-- Given exercise --
Copy the data verbatim, beginning with the line that contains "Annotate this image: element" and continuing through the line that contains "x-tick-label: 14 — [336, 536, 350, 551]".

-*-*-

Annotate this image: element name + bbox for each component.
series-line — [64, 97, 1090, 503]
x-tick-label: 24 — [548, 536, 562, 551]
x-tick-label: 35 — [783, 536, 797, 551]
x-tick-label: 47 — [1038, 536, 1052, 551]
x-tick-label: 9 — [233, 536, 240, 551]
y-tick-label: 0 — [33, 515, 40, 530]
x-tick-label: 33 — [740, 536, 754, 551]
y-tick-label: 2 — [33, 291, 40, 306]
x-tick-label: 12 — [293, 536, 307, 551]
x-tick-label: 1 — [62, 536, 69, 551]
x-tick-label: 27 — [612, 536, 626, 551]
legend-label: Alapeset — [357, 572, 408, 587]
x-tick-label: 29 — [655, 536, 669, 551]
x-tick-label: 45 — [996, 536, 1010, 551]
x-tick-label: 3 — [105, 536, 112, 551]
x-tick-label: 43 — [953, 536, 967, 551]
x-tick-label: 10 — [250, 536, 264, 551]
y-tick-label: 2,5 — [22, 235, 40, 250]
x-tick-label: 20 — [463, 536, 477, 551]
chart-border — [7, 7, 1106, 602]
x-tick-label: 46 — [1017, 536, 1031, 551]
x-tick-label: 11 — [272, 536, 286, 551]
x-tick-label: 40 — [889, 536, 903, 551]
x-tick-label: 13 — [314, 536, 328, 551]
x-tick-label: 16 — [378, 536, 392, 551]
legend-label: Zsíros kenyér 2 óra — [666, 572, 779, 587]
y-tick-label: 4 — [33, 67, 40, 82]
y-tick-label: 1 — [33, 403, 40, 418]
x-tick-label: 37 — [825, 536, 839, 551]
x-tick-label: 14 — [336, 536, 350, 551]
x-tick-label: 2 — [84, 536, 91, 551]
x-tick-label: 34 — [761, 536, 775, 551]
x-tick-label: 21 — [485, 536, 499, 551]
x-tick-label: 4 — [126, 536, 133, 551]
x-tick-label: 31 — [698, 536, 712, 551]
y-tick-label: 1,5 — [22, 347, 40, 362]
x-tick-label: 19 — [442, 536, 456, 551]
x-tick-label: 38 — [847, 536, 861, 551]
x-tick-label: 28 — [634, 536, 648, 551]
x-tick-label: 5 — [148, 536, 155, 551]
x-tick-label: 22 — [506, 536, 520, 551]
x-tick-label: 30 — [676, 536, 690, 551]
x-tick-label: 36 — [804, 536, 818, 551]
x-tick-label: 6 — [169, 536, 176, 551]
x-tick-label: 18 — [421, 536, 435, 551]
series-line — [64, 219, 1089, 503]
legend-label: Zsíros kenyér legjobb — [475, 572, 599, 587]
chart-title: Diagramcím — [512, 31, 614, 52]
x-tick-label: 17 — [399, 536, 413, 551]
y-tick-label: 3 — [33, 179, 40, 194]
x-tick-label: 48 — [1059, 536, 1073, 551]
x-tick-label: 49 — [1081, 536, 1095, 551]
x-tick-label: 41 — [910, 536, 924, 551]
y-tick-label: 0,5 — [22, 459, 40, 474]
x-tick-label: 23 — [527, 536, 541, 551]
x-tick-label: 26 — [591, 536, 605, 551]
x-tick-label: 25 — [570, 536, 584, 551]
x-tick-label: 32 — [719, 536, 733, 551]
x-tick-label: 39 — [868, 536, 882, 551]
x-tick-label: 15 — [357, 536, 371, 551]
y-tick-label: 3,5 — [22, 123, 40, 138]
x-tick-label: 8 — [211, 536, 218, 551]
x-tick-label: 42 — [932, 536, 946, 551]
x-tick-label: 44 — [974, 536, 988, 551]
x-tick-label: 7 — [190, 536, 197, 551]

-*-*-

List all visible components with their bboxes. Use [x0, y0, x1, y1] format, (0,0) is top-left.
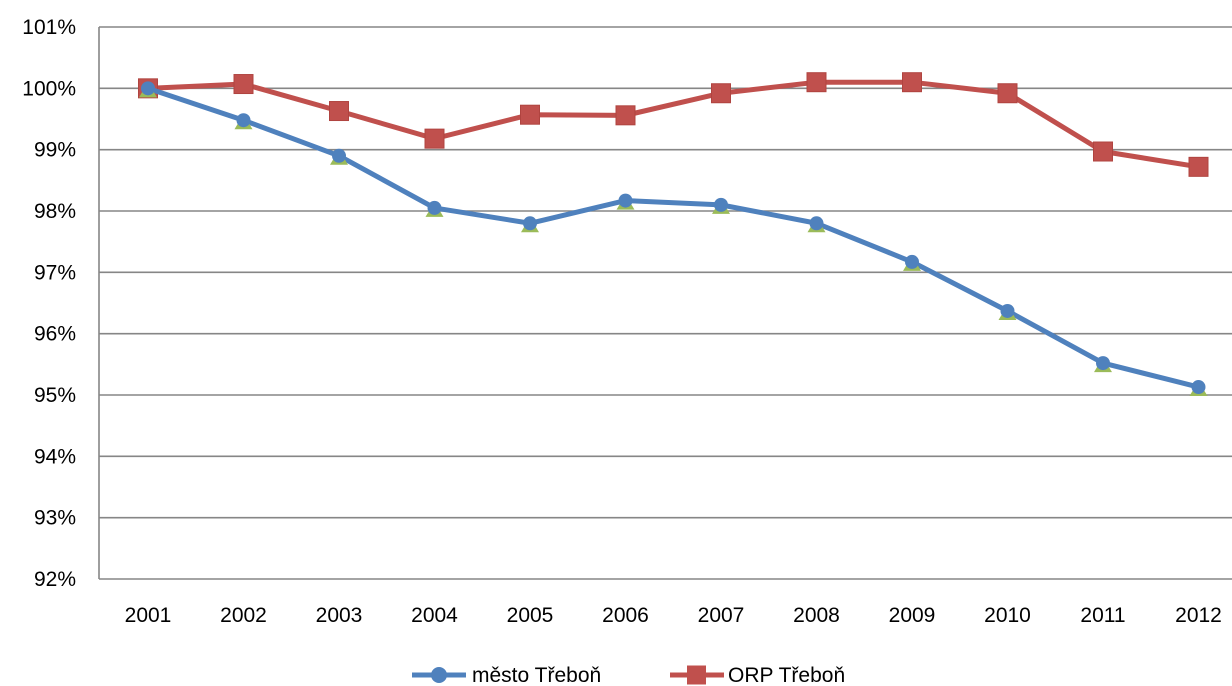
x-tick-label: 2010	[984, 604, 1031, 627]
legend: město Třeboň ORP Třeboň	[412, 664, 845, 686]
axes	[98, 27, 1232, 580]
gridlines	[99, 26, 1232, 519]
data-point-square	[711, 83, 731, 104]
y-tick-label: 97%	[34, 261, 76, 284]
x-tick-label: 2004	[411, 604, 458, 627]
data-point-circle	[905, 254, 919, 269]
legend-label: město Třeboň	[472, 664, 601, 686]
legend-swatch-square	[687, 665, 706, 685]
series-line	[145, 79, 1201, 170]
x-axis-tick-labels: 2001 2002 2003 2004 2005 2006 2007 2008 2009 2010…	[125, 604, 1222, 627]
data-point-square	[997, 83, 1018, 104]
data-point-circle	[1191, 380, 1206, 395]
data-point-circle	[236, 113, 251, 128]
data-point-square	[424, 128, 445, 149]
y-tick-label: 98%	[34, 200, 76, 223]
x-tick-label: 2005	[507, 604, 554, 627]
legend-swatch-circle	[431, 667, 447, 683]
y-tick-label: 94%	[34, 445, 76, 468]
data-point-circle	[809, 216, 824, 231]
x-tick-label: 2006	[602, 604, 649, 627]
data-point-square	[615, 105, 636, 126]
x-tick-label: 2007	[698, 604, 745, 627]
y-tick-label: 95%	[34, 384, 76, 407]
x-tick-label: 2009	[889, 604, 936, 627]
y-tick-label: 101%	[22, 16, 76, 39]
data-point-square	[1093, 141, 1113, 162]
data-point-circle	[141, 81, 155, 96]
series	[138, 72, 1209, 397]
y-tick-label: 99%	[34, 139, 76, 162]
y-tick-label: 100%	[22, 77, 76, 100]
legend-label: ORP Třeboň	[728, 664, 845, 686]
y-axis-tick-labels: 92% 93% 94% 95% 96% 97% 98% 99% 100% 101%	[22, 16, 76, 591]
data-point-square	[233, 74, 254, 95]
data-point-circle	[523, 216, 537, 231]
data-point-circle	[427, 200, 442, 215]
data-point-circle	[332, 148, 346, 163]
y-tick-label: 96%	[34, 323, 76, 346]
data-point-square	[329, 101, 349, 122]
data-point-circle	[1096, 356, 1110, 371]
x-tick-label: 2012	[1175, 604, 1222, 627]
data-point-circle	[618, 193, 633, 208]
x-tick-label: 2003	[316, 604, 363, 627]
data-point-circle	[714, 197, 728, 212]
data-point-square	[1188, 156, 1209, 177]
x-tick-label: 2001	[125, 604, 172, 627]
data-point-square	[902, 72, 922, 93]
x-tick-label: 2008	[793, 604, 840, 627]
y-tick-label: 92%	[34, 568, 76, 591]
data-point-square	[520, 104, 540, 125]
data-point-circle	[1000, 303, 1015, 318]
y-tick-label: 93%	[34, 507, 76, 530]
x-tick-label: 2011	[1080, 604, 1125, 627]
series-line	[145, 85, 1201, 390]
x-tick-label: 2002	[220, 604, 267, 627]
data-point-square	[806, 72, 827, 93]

-*-*-

-- Result of this task --
Annotate this image: element name + bbox for each component.
series-line — [64, 97, 1090, 503]
x-tick-label: 24 — [548, 536, 562, 551]
x-tick-label: 35 — [783, 536, 797, 551]
x-tick-label: 47 — [1038, 536, 1052, 551]
x-tick-label: 9 — [233, 536, 240, 551]
y-tick-label: 0 — [33, 515, 40, 530]
x-tick-label: 33 — [740, 536, 754, 551]
y-tick-label: 2 — [33, 291, 40, 306]
x-tick-label: 12 — [293, 536, 307, 551]
x-tick-label: 1 — [62, 536, 69, 551]
x-tick-label: 27 — [612, 536, 626, 551]
legend-label: Alapeset — [357, 572, 408, 587]
x-tick-label: 29 — [655, 536, 669, 551]
x-tick-label: 45 — [996, 536, 1010, 551]
x-tick-label: 3 — [105, 536, 112, 551]
x-tick-label: 43 — [953, 536, 967, 551]
x-tick-label: 10 — [250, 536, 264, 551]
y-tick-label: 2,5 — [22, 235, 40, 250]
x-tick-label: 20 — [463, 536, 477, 551]
chart-border — [7, 7, 1106, 602]
x-tick-label: 46 — [1017, 536, 1031, 551]
x-tick-label: 11 — [272, 536, 286, 551]
x-tick-label: 40 — [889, 536, 903, 551]
x-tick-label: 13 — [314, 536, 328, 551]
x-tick-label: 16 — [378, 536, 392, 551]
legend-label: Zsíros kenyér 2 óra — [666, 572, 779, 587]
y-tick-label: 4 — [33, 67, 40, 82]
y-tick-label: 1 — [33, 403, 40, 418]
x-tick-label: 37 — [825, 536, 839, 551]
x-tick-label: 14 — [336, 536, 350, 551]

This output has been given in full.